- _Short problem_
Using the data beneath, show every line that includes the word "JSON".

- _Data tied to figure images_
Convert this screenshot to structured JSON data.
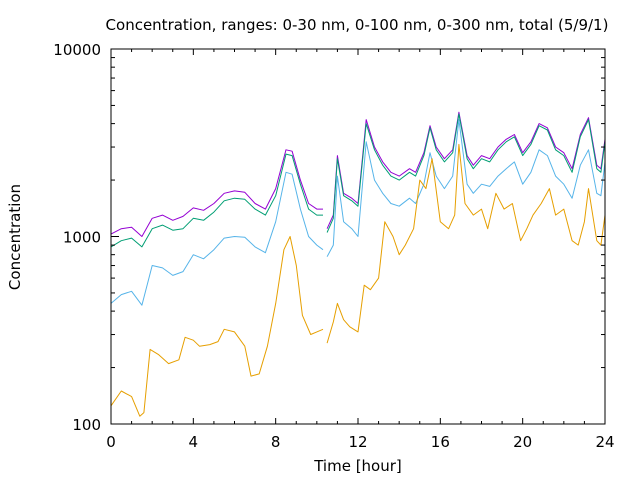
{
  "chart_data": {
    "type": "line",
    "title": "Concentration, ranges: 0-30 nm, 0-100 nm, 0-300 nm, total (5/9/1)",
    "xlabel": "Time [hour]",
    "ylabel": "Concentration",
    "xlim": [
      0,
      24
    ],
    "ylim": [
      100,
      10000
    ],
    "yscale": "log",
    "grid": false,
    "legend": "none",
    "x_ticks": [
      0,
      4,
      8,
      12,
      16,
      20,
      24
    ],
    "y_ticks": [
      100,
      1000,
      10000
    ],
    "x_tick_labels": [
      "0",
      "4",
      "8",
      "12",
      "16",
      "20",
      "24"
    ],
    "y_tick_labels": [
      "100",
      "1000",
      "10000"
    ],
    "series": [
      {
        "color": "#9400d3",
        "points": [
          [
            0,
            1030
          ],
          [
            0.5,
            1100
          ],
          [
            1.0,
            1120
          ],
          [
            1.5,
            1000
          ],
          [
            2.0,
            1250
          ],
          [
            2.5,
            1300
          ],
          [
            3.0,
            1220
          ],
          [
            3.5,
            1280
          ],
          [
            4.0,
            1420
          ],
          [
            4.5,
            1380
          ],
          [
            5.0,
            1500
          ],
          [
            5.5,
            1700
          ],
          [
            6.0,
            1750
          ],
          [
            6.5,
            1720
          ],
          [
            7.0,
            1500
          ],
          [
            7.5,
            1400
          ],
          [
            8.0,
            1800
          ],
          [
            8.5,
            2900
          ],
          [
            8.8,
            2850
          ],
          [
            9.2,
            2000
          ],
          [
            9.6,
            1500
          ],
          [
            10.0,
            1400
          ],
          [
            10.3,
            1400
          ],
          [
            null,
            null
          ],
          [
            10.5,
            1100
          ],
          [
            10.8,
            1300
          ],
          [
            11.0,
            2700
          ],
          [
            11.3,
            1700
          ],
          [
            11.7,
            1600
          ],
          [
            12.0,
            1500
          ],
          [
            12.4,
            4200
          ],
          [
            12.8,
            3000
          ],
          [
            13.2,
            2500
          ],
          [
            13.6,
            2200
          ],
          [
            14.0,
            2100
          ],
          [
            14.5,
            2300
          ],
          [
            14.8,
            2200
          ],
          [
            15.2,
            2800
          ],
          [
            15.5,
            3900
          ],
          [
            15.8,
            3000
          ],
          [
            16.2,
            2600
          ],
          [
            16.6,
            2900
          ],
          [
            16.9,
            4600
          ],
          [
            17.3,
            2700
          ],
          [
            17.6,
            2400
          ],
          [
            18.0,
            2700
          ],
          [
            18.4,
            2600
          ],
          [
            18.8,
            3000
          ],
          [
            19.2,
            3300
          ],
          [
            19.6,
            3500
          ],
          [
            20.0,
            2800
          ],
          [
            20.4,
            3200
          ],
          [
            20.8,
            4000
          ],
          [
            21.2,
            3800
          ],
          [
            21.6,
            3000
          ],
          [
            22.0,
            2800
          ],
          [
            22.4,
            2300
          ],
          [
            22.8,
            3500
          ],
          [
            23.2,
            4300
          ],
          [
            23.6,
            2400
          ],
          [
            23.8,
            2300
          ],
          [
            24.0,
            3300
          ]
        ]
      },
      {
        "color": "#009e73",
        "points": [
          [
            0,
            880
          ],
          [
            0.5,
            950
          ],
          [
            1.0,
            980
          ],
          [
            1.5,
            880
          ],
          [
            2.0,
            1100
          ],
          [
            2.5,
            1150
          ],
          [
            3.0,
            1080
          ],
          [
            3.5,
            1100
          ],
          [
            4.0,
            1250
          ],
          [
            4.5,
            1220
          ],
          [
            5.0,
            1350
          ],
          [
            5.5,
            1550
          ],
          [
            6.0,
            1600
          ],
          [
            6.5,
            1580
          ],
          [
            7.0,
            1400
          ],
          [
            7.5,
            1300
          ],
          [
            8.0,
            1650
          ],
          [
            8.5,
            2750
          ],
          [
            8.8,
            2700
          ],
          [
            9.2,
            1900
          ],
          [
            9.6,
            1400
          ],
          [
            10.0,
            1300
          ],
          [
            10.3,
            1300
          ],
          [
            null,
            null
          ],
          [
            10.5,
            1050
          ],
          [
            10.8,
            1250
          ],
          [
            11.0,
            2600
          ],
          [
            11.3,
            1650
          ],
          [
            11.7,
            1550
          ],
          [
            12.0,
            1450
          ],
          [
            12.4,
            4000
          ],
          [
            12.8,
            2900
          ],
          [
            13.2,
            2400
          ],
          [
            13.6,
            2100
          ],
          [
            14.0,
            2000
          ],
          [
            14.5,
            2200
          ],
          [
            14.8,
            2100
          ],
          [
            15.2,
            2700
          ],
          [
            15.5,
            3800
          ],
          [
            15.8,
            2900
          ],
          [
            16.2,
            2500
          ],
          [
            16.6,
            2800
          ],
          [
            16.9,
            4500
          ],
          [
            17.3,
            2600
          ],
          [
            17.6,
            2300
          ],
          [
            18.0,
            2600
          ],
          [
            18.4,
            2500
          ],
          [
            18.8,
            2900
          ],
          [
            19.2,
            3200
          ],
          [
            19.6,
            3400
          ],
          [
            20.0,
            2700
          ],
          [
            20.4,
            3100
          ],
          [
            20.8,
            3900
          ],
          [
            21.2,
            3700
          ],
          [
            21.6,
            2900
          ],
          [
            22.0,
            2700
          ],
          [
            22.4,
            2200
          ],
          [
            22.8,
            3400
          ],
          [
            23.2,
            4200
          ],
          [
            23.6,
            2300
          ],
          [
            23.8,
            2200
          ],
          [
            24.0,
            3200
          ]
        ]
      },
      {
        "color": "#56b4e9",
        "points": [
          [
            0,
            440
          ],
          [
            0.5,
            490
          ],
          [
            1.0,
            510
          ],
          [
            1.5,
            430
          ],
          [
            2.0,
            700
          ],
          [
            2.5,
            680
          ],
          [
            3.0,
            620
          ],
          [
            3.5,
            650
          ],
          [
            4.0,
            800
          ],
          [
            4.5,
            760
          ],
          [
            5.0,
            850
          ],
          [
            5.5,
            980
          ],
          [
            6.0,
            1000
          ],
          [
            6.5,
            990
          ],
          [
            7.0,
            880
          ],
          [
            7.5,
            820
          ],
          [
            8.0,
            1200
          ],
          [
            8.5,
            2200
          ],
          [
            8.8,
            2150
          ],
          [
            9.2,
            1400
          ],
          [
            9.6,
            1000
          ],
          [
            10.0,
            900
          ],
          [
            10.3,
            850
          ],
          [
            null,
            null
          ],
          [
            10.5,
            780
          ],
          [
            10.8,
            900
          ],
          [
            11.0,
            2100
          ],
          [
            11.3,
            1200
          ],
          [
            11.7,
            1100
          ],
          [
            12.0,
            1000
          ],
          [
            12.4,
            3200
          ],
          [
            12.8,
            2000
          ],
          [
            13.2,
            1700
          ],
          [
            13.6,
            1500
          ],
          [
            14.0,
            1450
          ],
          [
            14.5,
            1600
          ],
          [
            14.8,
            1500
          ],
          [
            15.2,
            1900
          ],
          [
            15.5,
            2800
          ],
          [
            15.8,
            2100
          ],
          [
            16.2,
            1800
          ],
          [
            16.6,
            2100
          ],
          [
            16.9,
            4200
          ],
          [
            17.3,
            1900
          ],
          [
            17.6,
            1700
          ],
          [
            18.0,
            1900
          ],
          [
            18.4,
            1850
          ],
          [
            18.8,
            2100
          ],
          [
            19.2,
            2300
          ],
          [
            19.6,
            2500
          ],
          [
            20.0,
            1900
          ],
          [
            20.4,
            2200
          ],
          [
            20.8,
            2900
          ],
          [
            21.2,
            2700
          ],
          [
            21.6,
            2100
          ],
          [
            22.0,
            1900
          ],
          [
            22.4,
            1600
          ],
          [
            22.8,
            2400
          ],
          [
            23.2,
            2900
          ],
          [
            23.6,
            1700
          ],
          [
            23.8,
            1650
          ],
          [
            24.0,
            2500
          ]
        ]
      },
      {
        "color": "#e69f00",
        "points": [
          [
            0,
            125
          ],
          [
            0.5,
            150
          ],
          [
            1.0,
            140
          ],
          [
            1.4,
            110
          ],
          [
            1.6,
            115
          ],
          [
            1.9,
            250
          ],
          [
            2.3,
            235
          ],
          [
            2.8,
            210
          ],
          [
            3.3,
            220
          ],
          [
            3.6,
            290
          ],
          [
            4.0,
            280
          ],
          [
            4.3,
            260
          ],
          [
            4.8,
            265
          ],
          [
            5.2,
            275
          ],
          [
            5.5,
            320
          ],
          [
            6.0,
            310
          ],
          [
            6.5,
            260
          ],
          [
            6.8,
            180
          ],
          [
            7.2,
            185
          ],
          [
            7.6,
            260
          ],
          [
            8.0,
            440
          ],
          [
            8.4,
            850
          ],
          [
            8.7,
            1000
          ],
          [
            9.0,
            700
          ],
          [
            9.3,
            380
          ],
          [
            9.7,
            300
          ],
          [
            10.0,
            310
          ],
          [
            10.3,
            320
          ],
          [
            null,
            null
          ],
          [
            10.5,
            270
          ],
          [
            10.8,
            350
          ],
          [
            11.0,
            440
          ],
          [
            11.3,
            360
          ],
          [
            11.6,
            330
          ],
          [
            12.0,
            310
          ],
          [
            12.3,
            550
          ],
          [
            12.6,
            520
          ],
          [
            13.0,
            600
          ],
          [
            13.3,
            1200
          ],
          [
            13.7,
            1000
          ],
          [
            14.0,
            800
          ],
          [
            14.3,
            900
          ],
          [
            14.7,
            1100
          ],
          [
            15.0,
            2000
          ],
          [
            15.3,
            1800
          ],
          [
            15.6,
            2600
          ],
          [
            16.0,
            1200
          ],
          [
            16.4,
            1100
          ],
          [
            16.7,
            1300
          ],
          [
            16.9,
            3100
          ],
          [
            17.2,
            1500
          ],
          [
            17.6,
            1300
          ],
          [
            18.0,
            1400
          ],
          [
            18.3,
            1100
          ],
          [
            18.7,
            1700
          ],
          [
            19.1,
            1400
          ],
          [
            19.5,
            1500
          ],
          [
            19.9,
            950
          ],
          [
            20.2,
            1100
          ],
          [
            20.5,
            1300
          ],
          [
            20.9,
            1500
          ],
          [
            21.3,
            1800
          ],
          [
            21.6,
            1300
          ],
          [
            22.0,
            1400
          ],
          [
            22.4,
            950
          ],
          [
            22.7,
            900
          ],
          [
            23.0,
            1200
          ],
          [
            23.2,
            1800
          ],
          [
            23.6,
            950
          ],
          [
            23.8,
            900
          ],
          [
            24.0,
            1300
          ]
        ]
      }
    ]
  }
}
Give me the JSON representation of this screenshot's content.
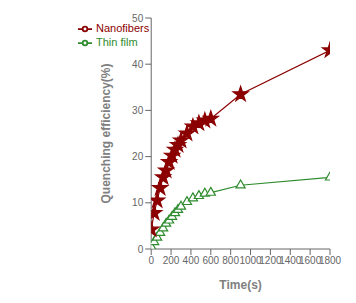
{
  "chart_data": {
    "type": "line",
    "x": [
      0,
      30,
      60,
      90,
      120,
      150,
      180,
      210,
      240,
      270,
      300,
      360,
      420,
      480,
      540,
      600,
      900,
      1800
    ],
    "series": [
      {
        "name": "Thin film",
        "color": "#2e8b2e",
        "marker": "triangle",
        "values": [
          0.5,
          1.5,
          2.5,
          3.5,
          4.5,
          5.5,
          6.2,
          7.0,
          7.8,
          8.5,
          9.2,
          10.2,
          11.0,
          11.5,
          12.0,
          12.2,
          13.8,
          15.5
        ]
      },
      {
        "name": "Nanofibers",
        "color": "#8B0000",
        "marker": "star",
        "values": [
          4.2,
          7.8,
          10.5,
          13.2,
          15.5,
          17.0,
          18.8,
          20.2,
          21.5,
          22.5,
          23.5,
          25.0,
          26.5,
          27.2,
          27.8,
          28.2,
          33.5,
          43.0
        ]
      }
    ],
    "xlabel": "Time(s)",
    "ylabel": "Quenching efficiency(%)",
    "xlim": [
      0,
      1800
    ],
    "ylim": [
      0,
      50
    ],
    "xticks": [
      0,
      200,
      400,
      600,
      800,
      1000,
      1200,
      1400,
      1600,
      1800
    ],
    "yticks": [
      0,
      10,
      20,
      30,
      40,
      50
    ],
    "legend": "upper left",
    "grid": false
  }
}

- _Expected answer_
Convert this screenshot to structured JSON data.
Give me the JSON representation of this screenshot's content.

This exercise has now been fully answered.